### [BRIEF]
Copy all lines below exactly as written. Leave pictures out.

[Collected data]
----------

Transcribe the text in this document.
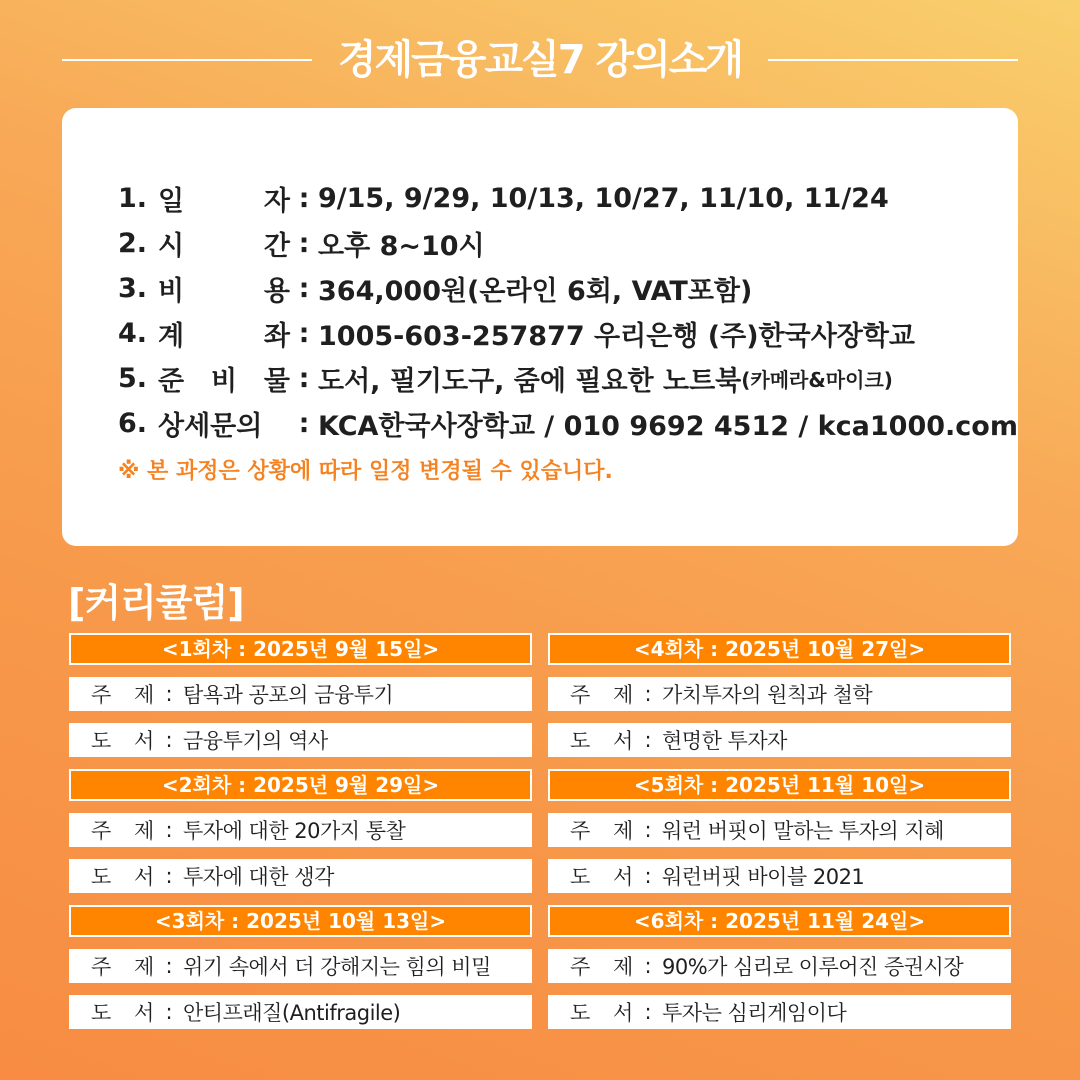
경제금융교실7 강의소개
1. 일	자 : 9/15, 9/29, 10/13, 10/27, 11/10, 11/24
2. 시	간 : 오후 8~10시
3. 비	용 : 364,000원(온라인 6회, VAT포함)
4. 계	좌 : 1005-603-257877 우리은행 (주)한국사장학교
5. 준 비 물 : 도서, 필기도구, 줌에 필요한 노트북 (카메라&마이크)
6. 상세문의	: KCA한국사장학교 / 010 9692 4512 / kca1000.com
※ 본 과정은 상황에 따라 일정 변경될 수 있습니다.
[커리큘럼]
<1회차 : 2025년 9월 15일>
주 제 : 탐욕과 공포의 금융투기
도 서 : 금융투기의 역사
<2회차 : 2025년 9월 29일>
주 제 : 투자에 대한 20가지 통찰
도 서 : 투자에 대한 생각
<3회차 : 2025년 10월 13일>
주 제 : 위기 속에서 더 강해지는 힘의 비밀
도 서 : 안티프래질(Antifragile)
<4회차 : 2025년 10월 27일>
주 제 : 가치투자의 원칙과 철학
도 서 : 현명한 투자자
<5회차 : 2025년 11월 10일>
주 제 : 워런 버핏이 말하는 투자의 지혜
도 서 : 워런버핏 바이블 2021
<6회차 : 2025년 11월 24일>
주 제 : 90%가 심리로 이루어진 증권시장
도 서 : 투자는 심리게임이다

----------

### [COMPLETED EXERCISE]
Transcribe the text in this document.
경제금융교실7 강의소개
1. 일	자 : 9/15, 9/29, 10/13, 10/27, 11/10, 11/24
2. 시	간 : 오후 8~10시
3. 비	용 : 364,000원(온라인 6회, VAT포함)
4. 계	좌 : 1005-603-257877 우리은행 (주)한국사장학교
5. 준 비 물 : 도서, 필기도구, 줌에 필요한 노트북 (카메라&마이크)
6. 상세문의	: KCA한국사장학교 / 010 9692 4512 / kca1000.com
※ 본 과정은 상황에 따라 일정 변경될 수 있습니다.
[커리큘럼]
<1회차 : 2025년 9월 15일>
주 제 : 탐욕과 공포의 금융투기
도 서 : 금융투기의 역사
<2회차 : 2025년 9월 29일>
주 제 : 투자에 대한 20가지 통찰
도 서 : 투자에 대한 생각
<3회차 : 2025년 10월 13일>
주 제 : 위기 속에서 더 강해지는 힘의 비밀
도 서 : 안티프래질(Antifragile)
<4회차 : 2025년 10월 27일>
주 제 : 가치투자의 원칙과 철학
도 서 : 현명한 투자자
<5회차 : 2025년 11월 10일>
주 제 : 워런 버핏이 말하는 투자의 지혜
도 서 : 워런버핏 바이블 2021
<6회차 : 2025년 11월 24일>
주 제 : 90%가 심리로 이루어진 증권시장
도 서 : 투자는 심리게임이다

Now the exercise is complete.